Task goal -
What lines of the data hold the string "color"? Pull each one out.

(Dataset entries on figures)
┄┄┄┄┄┄
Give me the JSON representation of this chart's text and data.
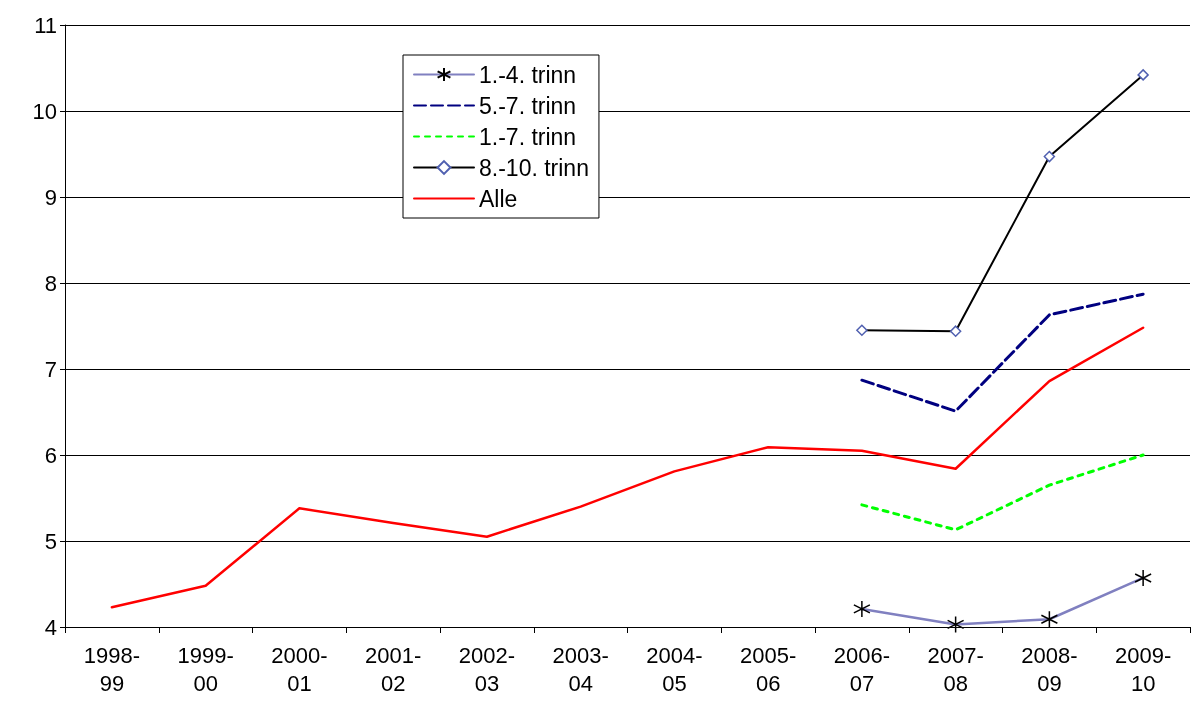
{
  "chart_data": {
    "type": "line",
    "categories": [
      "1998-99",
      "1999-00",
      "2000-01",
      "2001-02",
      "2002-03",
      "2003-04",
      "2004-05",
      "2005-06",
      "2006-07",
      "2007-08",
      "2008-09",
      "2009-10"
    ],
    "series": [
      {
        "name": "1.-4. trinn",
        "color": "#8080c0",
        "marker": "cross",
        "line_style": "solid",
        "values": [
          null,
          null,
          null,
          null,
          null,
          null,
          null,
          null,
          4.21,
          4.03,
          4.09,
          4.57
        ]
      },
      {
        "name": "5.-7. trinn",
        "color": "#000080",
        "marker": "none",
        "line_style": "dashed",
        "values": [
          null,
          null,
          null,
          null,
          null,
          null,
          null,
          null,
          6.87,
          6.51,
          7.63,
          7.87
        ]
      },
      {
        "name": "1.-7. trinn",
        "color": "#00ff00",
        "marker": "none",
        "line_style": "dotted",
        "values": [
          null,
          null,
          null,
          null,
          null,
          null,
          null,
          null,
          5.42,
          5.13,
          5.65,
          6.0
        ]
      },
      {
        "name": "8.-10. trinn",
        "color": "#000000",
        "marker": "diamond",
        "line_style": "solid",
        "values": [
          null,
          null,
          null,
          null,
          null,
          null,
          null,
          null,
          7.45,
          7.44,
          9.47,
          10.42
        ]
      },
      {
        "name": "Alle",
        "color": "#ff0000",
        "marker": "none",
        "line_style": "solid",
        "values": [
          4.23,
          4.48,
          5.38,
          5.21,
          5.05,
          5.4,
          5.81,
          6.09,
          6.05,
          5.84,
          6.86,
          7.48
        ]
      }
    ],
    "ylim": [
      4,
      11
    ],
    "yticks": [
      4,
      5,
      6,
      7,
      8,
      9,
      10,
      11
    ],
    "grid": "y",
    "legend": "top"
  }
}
┄┄┄┄┄┄
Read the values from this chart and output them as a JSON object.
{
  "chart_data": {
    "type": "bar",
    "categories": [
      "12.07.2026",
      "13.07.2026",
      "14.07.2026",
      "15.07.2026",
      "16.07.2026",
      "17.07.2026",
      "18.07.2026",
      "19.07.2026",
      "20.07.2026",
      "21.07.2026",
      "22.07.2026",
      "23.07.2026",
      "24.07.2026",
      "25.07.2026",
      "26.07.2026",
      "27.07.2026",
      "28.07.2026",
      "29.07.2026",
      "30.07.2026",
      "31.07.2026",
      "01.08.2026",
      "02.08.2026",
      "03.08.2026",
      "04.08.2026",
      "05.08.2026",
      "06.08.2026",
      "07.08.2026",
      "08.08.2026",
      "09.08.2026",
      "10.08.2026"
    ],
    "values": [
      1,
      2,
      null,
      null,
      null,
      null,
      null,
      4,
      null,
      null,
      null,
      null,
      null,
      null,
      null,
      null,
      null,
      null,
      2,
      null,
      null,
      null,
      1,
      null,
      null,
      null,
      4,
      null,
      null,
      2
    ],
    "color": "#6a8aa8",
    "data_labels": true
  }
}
┄┄┄┄┄┄
Problem solution -
        "color": "#8080c0",
        "color": "#000080",
        "color": "#00ff00",
        "color": "#000000",
        "color": "#ff0000",
    "color": "#6a8aa8",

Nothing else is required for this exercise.